**Task directions**
Using the data beneath, show every line that includes the word "годы".

**Data to use**
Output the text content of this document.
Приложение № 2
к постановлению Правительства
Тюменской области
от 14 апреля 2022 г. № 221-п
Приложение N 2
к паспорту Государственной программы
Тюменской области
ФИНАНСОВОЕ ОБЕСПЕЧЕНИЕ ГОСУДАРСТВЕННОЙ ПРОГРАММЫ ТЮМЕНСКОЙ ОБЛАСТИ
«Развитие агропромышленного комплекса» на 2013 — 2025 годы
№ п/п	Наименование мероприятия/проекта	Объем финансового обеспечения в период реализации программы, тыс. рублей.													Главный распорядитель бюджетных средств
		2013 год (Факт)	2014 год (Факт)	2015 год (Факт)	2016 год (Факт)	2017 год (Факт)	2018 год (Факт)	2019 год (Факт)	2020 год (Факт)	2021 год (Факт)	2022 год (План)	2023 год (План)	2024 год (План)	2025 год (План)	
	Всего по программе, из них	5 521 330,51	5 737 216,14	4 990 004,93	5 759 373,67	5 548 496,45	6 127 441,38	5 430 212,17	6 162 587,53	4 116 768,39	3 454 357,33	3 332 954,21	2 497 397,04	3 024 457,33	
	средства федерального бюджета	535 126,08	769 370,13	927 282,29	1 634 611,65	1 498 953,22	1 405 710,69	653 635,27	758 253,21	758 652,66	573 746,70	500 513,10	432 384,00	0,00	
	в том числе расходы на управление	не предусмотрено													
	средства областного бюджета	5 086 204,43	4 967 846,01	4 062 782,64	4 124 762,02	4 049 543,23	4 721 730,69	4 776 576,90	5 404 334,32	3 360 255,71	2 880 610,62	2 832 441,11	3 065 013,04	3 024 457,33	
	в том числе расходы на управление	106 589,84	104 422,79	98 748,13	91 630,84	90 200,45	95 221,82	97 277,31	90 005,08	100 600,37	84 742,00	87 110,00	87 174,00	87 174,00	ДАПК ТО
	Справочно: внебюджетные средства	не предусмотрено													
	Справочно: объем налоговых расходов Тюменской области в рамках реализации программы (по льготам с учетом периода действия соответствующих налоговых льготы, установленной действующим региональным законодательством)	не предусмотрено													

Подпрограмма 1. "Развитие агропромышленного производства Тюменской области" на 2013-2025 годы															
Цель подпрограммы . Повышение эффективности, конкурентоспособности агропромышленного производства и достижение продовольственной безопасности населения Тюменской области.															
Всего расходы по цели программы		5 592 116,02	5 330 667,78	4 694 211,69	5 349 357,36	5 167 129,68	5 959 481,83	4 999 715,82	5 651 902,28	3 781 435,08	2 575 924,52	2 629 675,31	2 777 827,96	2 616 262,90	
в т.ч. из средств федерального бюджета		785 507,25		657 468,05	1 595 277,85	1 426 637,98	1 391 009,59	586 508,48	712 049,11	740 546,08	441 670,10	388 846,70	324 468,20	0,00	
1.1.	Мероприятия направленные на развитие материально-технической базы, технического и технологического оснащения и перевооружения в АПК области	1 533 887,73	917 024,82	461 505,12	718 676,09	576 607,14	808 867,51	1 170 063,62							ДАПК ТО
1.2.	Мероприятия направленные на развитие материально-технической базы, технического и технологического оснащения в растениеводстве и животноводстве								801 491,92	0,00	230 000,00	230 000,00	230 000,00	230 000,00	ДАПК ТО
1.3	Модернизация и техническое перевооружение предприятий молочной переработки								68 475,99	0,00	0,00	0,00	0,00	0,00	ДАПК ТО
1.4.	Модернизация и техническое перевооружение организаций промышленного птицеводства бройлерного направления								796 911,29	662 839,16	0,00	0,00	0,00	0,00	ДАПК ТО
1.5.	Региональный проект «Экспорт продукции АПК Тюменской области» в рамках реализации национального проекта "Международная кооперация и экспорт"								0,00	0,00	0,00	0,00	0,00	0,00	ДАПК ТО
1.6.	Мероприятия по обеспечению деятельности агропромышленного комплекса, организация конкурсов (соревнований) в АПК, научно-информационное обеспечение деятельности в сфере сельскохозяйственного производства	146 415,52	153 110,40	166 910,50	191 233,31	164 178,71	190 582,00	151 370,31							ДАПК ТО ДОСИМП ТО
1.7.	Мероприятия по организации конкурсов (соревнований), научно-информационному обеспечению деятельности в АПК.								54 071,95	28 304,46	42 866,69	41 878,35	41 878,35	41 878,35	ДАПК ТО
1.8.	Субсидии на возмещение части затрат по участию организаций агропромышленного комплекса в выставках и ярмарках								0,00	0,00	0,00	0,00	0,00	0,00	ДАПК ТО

**Final result**
«Развитие агропромышленного комплекса» на 2013 — 2025 годы
Подпрограмма 1. "Развитие агропромышленного производства Тюменской области" на 2013-2025 годы															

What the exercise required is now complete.